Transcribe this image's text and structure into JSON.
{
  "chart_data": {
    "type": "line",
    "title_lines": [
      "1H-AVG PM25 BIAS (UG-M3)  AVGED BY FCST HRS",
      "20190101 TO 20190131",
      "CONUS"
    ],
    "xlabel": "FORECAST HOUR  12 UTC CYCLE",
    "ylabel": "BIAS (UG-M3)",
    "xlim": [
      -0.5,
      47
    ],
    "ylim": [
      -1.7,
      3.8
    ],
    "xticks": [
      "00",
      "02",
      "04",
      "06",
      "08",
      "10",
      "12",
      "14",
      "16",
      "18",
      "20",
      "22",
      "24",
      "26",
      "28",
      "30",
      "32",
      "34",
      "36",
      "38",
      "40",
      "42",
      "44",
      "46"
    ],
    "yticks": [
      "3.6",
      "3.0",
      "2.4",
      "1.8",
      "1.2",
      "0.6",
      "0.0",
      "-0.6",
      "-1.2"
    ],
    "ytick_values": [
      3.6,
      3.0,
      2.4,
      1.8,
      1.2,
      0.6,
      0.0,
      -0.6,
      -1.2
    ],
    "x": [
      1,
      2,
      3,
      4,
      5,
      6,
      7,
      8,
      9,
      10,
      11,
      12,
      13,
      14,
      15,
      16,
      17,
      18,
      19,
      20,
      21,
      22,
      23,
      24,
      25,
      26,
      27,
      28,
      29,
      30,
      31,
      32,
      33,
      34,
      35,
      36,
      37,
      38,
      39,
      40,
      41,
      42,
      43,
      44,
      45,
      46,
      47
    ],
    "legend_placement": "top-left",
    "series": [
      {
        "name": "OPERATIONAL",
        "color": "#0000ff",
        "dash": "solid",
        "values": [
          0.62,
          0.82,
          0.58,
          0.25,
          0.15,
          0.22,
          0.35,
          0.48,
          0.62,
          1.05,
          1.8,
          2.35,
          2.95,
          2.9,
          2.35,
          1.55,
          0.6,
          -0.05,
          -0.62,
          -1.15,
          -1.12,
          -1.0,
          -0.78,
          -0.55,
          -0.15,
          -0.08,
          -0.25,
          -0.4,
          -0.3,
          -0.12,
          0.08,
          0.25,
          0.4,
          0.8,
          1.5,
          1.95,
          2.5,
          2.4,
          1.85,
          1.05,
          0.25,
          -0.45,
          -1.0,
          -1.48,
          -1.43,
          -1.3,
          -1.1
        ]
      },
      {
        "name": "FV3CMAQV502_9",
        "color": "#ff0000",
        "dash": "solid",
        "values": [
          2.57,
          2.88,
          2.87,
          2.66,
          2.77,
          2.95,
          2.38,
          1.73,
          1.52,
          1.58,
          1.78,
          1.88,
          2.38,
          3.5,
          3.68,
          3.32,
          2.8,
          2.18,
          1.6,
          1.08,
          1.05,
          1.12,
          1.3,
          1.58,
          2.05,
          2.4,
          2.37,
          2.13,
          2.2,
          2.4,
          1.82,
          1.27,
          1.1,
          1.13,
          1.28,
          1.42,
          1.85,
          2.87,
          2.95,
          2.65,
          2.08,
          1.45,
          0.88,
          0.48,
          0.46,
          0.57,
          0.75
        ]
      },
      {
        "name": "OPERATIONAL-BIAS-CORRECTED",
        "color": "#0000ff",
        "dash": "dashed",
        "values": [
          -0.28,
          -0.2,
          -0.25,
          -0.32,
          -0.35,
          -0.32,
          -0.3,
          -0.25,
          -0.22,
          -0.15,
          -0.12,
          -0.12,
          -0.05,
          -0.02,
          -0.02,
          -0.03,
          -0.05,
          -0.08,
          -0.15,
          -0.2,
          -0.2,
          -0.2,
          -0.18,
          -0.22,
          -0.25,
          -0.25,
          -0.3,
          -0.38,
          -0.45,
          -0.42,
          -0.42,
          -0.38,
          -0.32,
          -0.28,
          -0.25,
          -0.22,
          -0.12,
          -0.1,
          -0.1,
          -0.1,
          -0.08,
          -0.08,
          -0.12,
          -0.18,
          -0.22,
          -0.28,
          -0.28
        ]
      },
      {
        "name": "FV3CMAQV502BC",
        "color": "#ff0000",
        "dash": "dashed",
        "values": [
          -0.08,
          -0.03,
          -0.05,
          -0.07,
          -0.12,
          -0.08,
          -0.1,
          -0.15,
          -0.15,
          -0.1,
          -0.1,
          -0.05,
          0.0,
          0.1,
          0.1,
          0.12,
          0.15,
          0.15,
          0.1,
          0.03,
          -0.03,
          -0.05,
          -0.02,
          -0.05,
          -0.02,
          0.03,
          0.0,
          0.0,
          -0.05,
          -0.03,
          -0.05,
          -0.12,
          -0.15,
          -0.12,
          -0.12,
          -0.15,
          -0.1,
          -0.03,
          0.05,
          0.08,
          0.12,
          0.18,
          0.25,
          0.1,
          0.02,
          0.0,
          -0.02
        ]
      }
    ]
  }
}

• Given instruction
Look above for every line with the word "name" and copy it.

• Output of the task
        "name": "OPERATIONAL",
        "name": "FV3CMAQV502_9",
        "name": "OPERATIONAL-BIAS-CORRECTED",
        "name": "FV3CMAQV502BC",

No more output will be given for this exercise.